AIM OF THE EXERCISE.
Go through the data below. Pull out every line that has the word "cytomegalovirus".

__________________________________________________

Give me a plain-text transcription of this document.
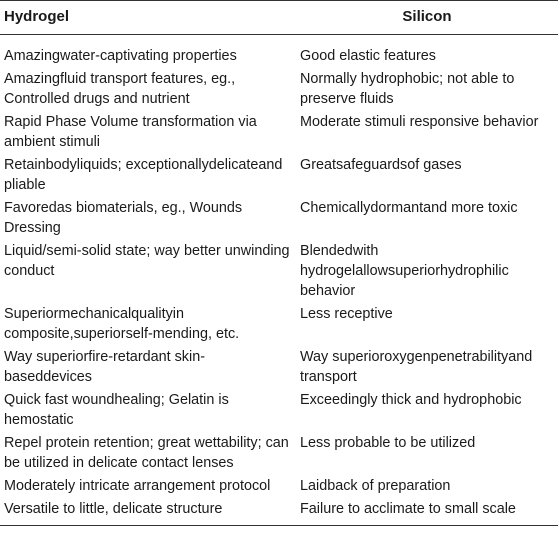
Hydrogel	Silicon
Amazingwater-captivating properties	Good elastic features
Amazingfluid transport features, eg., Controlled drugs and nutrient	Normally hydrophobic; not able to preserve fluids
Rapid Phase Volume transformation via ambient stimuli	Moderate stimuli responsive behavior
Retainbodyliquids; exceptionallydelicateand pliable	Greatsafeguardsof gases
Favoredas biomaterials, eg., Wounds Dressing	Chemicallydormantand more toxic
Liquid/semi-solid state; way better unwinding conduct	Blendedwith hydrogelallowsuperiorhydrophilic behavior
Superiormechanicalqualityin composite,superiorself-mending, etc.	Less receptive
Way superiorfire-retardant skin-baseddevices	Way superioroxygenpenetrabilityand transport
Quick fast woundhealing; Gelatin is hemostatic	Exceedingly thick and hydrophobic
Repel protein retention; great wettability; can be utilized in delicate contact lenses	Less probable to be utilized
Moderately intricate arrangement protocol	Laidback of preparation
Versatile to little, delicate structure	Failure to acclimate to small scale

__________________________________________________

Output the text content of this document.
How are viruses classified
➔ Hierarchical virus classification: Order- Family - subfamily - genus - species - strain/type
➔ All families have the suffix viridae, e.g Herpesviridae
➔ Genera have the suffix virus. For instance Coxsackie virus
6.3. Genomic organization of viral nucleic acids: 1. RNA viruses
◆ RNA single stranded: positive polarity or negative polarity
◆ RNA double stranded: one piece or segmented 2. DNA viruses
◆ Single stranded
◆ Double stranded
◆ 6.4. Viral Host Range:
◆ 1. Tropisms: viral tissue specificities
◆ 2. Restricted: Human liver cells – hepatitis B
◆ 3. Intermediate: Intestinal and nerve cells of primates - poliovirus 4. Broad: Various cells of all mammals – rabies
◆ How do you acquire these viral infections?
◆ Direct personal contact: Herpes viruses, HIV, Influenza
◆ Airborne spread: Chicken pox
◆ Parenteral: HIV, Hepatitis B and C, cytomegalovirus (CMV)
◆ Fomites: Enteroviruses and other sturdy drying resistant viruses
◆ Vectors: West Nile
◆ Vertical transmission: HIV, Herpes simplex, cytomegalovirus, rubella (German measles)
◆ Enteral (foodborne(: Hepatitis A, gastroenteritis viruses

__________________________________________________

SOLUTION TO THIS TASK.
◆ Parenteral: HIV, Hepatitis B and C, cytomegalovirus (CMV)
◆ Vertical transmission: HIV, Herpes simplex, cytomegalovirus, rubella (German measles)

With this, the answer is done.